▸ WHAT TO PRODUCE:
Return each row below line for line, word for word, but leave out the pictures.

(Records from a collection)
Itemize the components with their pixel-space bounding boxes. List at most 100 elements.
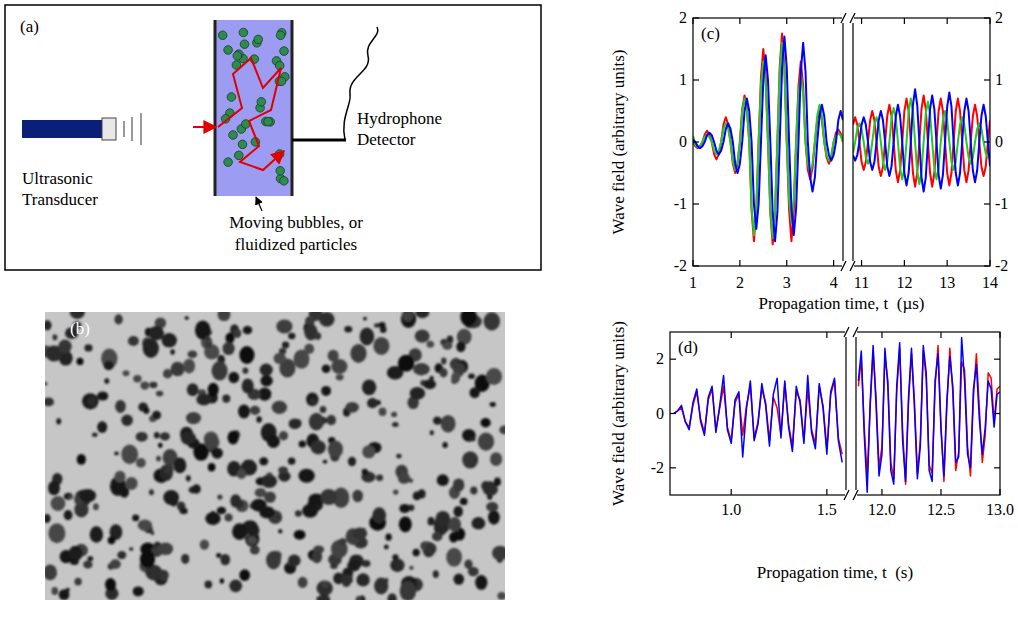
x-tick — [786, 260, 787, 266]
bubble — [121, 415, 133, 426]
bubble — [152, 411, 161, 420]
bubble — [250, 406, 260, 415]
panel-letter: (d) — [678, 338, 698, 357]
axis-break — [850, 261, 855, 271]
bubble — [321, 581, 329, 588]
bubble — [129, 547, 133, 550]
bubble — [212, 361, 228, 380]
bubble — [140, 381, 149, 389]
particle — [276, 31, 285, 40]
bubble — [460, 312, 476, 326]
bubble — [437, 474, 449, 486]
y-tick-label: -2 — [674, 257, 687, 274]
axis-break — [844, 327, 849, 337]
bubble — [236, 500, 249, 513]
y2-tick-label: 2 — [995, 9, 1003, 26]
bubble — [64, 510, 73, 520]
bubble — [363, 317, 367, 321]
bubble — [114, 471, 125, 483]
bubble — [239, 346, 254, 364]
bubble — [45, 398, 54, 407]
y-tick-label: 1 — [679, 71, 687, 88]
bubble — [114, 452, 119, 456]
bubble — [350, 344, 366, 363]
particle — [257, 98, 266, 107]
sound-wave — [131, 117, 132, 141]
bubble — [410, 387, 425, 400]
bubble — [486, 368, 502, 385]
bubble — [267, 435, 280, 448]
bubble — [468, 374, 475, 379]
particle — [218, 31, 227, 40]
particle — [276, 167, 285, 176]
panel-letter: (c) — [701, 24, 720, 43]
x-tick — [881, 489, 882, 495]
y-tick-label: 2 — [679, 9, 687, 26]
bubble — [328, 350, 339, 362]
bubble — [352, 490, 363, 502]
bubble — [402, 312, 413, 322]
bubble — [494, 478, 501, 487]
bubble — [299, 440, 306, 447]
bubble — [217, 494, 222, 499]
x-tick — [833, 260, 834, 266]
bubble — [212, 448, 223, 459]
bubble — [187, 383, 199, 396]
bubble — [464, 560, 472, 569]
plot-frame — [693, 18, 843, 266]
bubble — [348, 457, 356, 467]
bubble — [360, 328, 375, 346]
bubble — [77, 454, 86, 465]
hydrophone — [292, 139, 346, 142]
bubble — [233, 329, 241, 339]
bubble — [149, 326, 164, 340]
bubble — [156, 391, 163, 397]
bubble — [304, 344, 314, 354]
bubble — [295, 510, 302, 516]
bubble — [423, 379, 436, 389]
wave-line — [693, 37, 843, 242]
particle — [238, 140, 247, 149]
bubble — [374, 578, 388, 595]
x-tick — [692, 260, 693, 266]
y2-tick — [984, 203, 990, 204]
bubble — [243, 326, 252, 334]
bubble — [77, 358, 84, 365]
particle — [224, 158, 233, 167]
bubble — [143, 339, 159, 358]
bubble — [439, 368, 447, 377]
wave-line — [674, 375, 842, 462]
bubble — [114, 314, 122, 324]
bubble — [373, 337, 389, 355]
bubble — [183, 359, 195, 374]
bubble — [490, 402, 496, 407]
y-tick-label: 2 — [656, 350, 664, 367]
bubble — [367, 398, 378, 408]
bubble — [121, 445, 138, 465]
sound-wave — [123, 121, 124, 137]
bubble — [170, 349, 175, 355]
x-tick — [999, 332, 1000, 338]
plot-area — [674, 375, 842, 462]
bubble — [92, 433, 98, 438]
axis-break — [841, 13, 846, 23]
bubble — [448, 517, 461, 532]
bubble — [413, 549, 420, 557]
bubble — [480, 418, 490, 427]
y2-tick-label: -1 — [995, 195, 1008, 212]
break-patch — [845, 490, 857, 500]
bubble — [45, 565, 57, 581]
bubble — [59, 589, 70, 600]
bubble — [181, 554, 189, 564]
particle — [227, 93, 236, 102]
bubble — [140, 550, 155, 568]
y-axis-title: Wave field (arbitrary units) — [609, 321, 628, 506]
y-tick-label: 0 — [679, 133, 687, 150]
bubble — [276, 320, 292, 334]
particle — [280, 47, 289, 56]
axis-break — [853, 327, 858, 337]
x-tick — [692, 18, 693, 24]
wave-line — [858, 337, 1000, 492]
bubble — [294, 530, 306, 540]
bubble — [228, 372, 239, 383]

▸ FINAL RESULT:
Itemize the components with their pixel-space bounding boxes. List at most 100 elements.
x-tick — [786, 260, 787, 266]
bubble — [121, 415, 133, 426]
bubble — [152, 411, 161, 420]
bubble — [250, 406, 260, 415]
panel-letter: (d) — [678, 338, 698, 357]
axis-break — [850, 261, 855, 271]
bubble — [321, 581, 329, 588]
bubble — [129, 547, 133, 550]
bubble — [212, 361, 228, 380]
bubble — [140, 381, 149, 389]
particle — [276, 31, 285, 40]
bubble — [460, 312, 476, 326]
bubble — [437, 474, 449, 486]
y-tick-label: -2 — [674, 257, 687, 274]
axis-break — [844, 327, 849, 337]
bubble — [236, 500, 249, 513]
y2-tick-label: 2 — [995, 9, 1003, 26]
bubble — [64, 510, 73, 520]
bubble — [363, 317, 367, 321]
bubble — [114, 471, 125, 483]
bubble — [239, 346, 254, 364]
bubble — [45, 398, 54, 407]
y-tick-label: 1 — [679, 71, 687, 88]
bubble — [114, 452, 119, 456]
bubble — [350, 344, 366, 363]
particle — [257, 98, 266, 107]
sound-wave — [131, 117, 132, 141]
bubble — [410, 387, 425, 400]
bubble — [486, 368, 502, 385]
bubble — [267, 435, 280, 448]
bubble — [468, 374, 475, 379]
particle — [218, 31, 227, 40]
particle — [276, 167, 285, 176]
panel-letter: (c) — [701, 24, 720, 43]
x-tick — [881, 489, 882, 495]
y-tick-label: 2 — [679, 9, 687, 26]
bubble — [328, 350, 339, 362]
bubble — [352, 490, 363, 502]
bubble — [402, 312, 413, 322]
bubble — [494, 478, 501, 487]
bubble — [299, 440, 306, 447]
bubble — [217, 494, 222, 499]
x-tick — [833, 260, 834, 266]
bubble — [212, 448, 223, 459]
bubble — [187, 383, 199, 396]
bubble — [464, 560, 472, 569]
plot-frame — [693, 18, 843, 266]
bubble — [348, 457, 356, 467]
bubble — [360, 328, 375, 346]
bubble — [77, 454, 86, 465]
hydrophone — [292, 139, 346, 142]
bubble — [233, 329, 241, 339]
bubble — [149, 326, 164, 340]
bubble — [156, 391, 163, 397]
bubble — [304, 344, 314, 354]
bubble — [295, 510, 302, 516]
bubble — [423, 379, 436, 389]
wave-line — [693, 37, 843, 242]
particle — [238, 140, 247, 149]
bubble — [374, 578, 388, 595]
x-tick — [692, 260, 693, 266]
y2-tick — [984, 203, 990, 204]
bubble — [243, 326, 252, 334]
bubble — [77, 358, 84, 365]
particle — [224, 158, 233, 167]
bubble — [143, 339, 159, 358]
bubble — [439, 368, 447, 377]
wave-line — [674, 375, 842, 462]
bubble — [114, 314, 122, 324]
bubble — [373, 337, 389, 355]
bubble — [183, 359, 195, 374]
bubble — [490, 402, 496, 407]
y-tick-label: 2 — [656, 350, 664, 367]
bubble — [367, 398, 378, 408]
bubble — [121, 445, 138, 465]
sound-wave — [123, 121, 124, 137]
bubble — [170, 349, 175, 355]
x-tick — [999, 332, 1000, 338]
plot-area — [674, 375, 842, 462]
bubble — [92, 433, 98, 438]
axis-break — [841, 13, 846, 23]
bubble — [448, 517, 461, 532]
bubble — [413, 549, 420, 557]
bubble — [480, 418, 490, 427]
y2-tick-label: -1 — [995, 195, 1008, 212]
break-patch — [845, 490, 857, 500]
bubble — [45, 565, 57, 581]
bubble — [59, 589, 70, 600]
bubble — [181, 554, 189, 564]
particle — [227, 93, 236, 102]
bubble — [140, 550, 155, 568]
y-axis-title: Wave field (arbitrary units) — [609, 321, 628, 506]
y-tick-label: 0 — [679, 133, 687, 150]
bubble — [276, 320, 292, 334]
particle — [280, 47, 289, 56]
axis-break — [853, 327, 858, 337]
x-tick — [692, 18, 693, 24]
wave-line — [858, 337, 1000, 492]
bubble — [294, 530, 306, 540]
bubble — [228, 372, 239, 383]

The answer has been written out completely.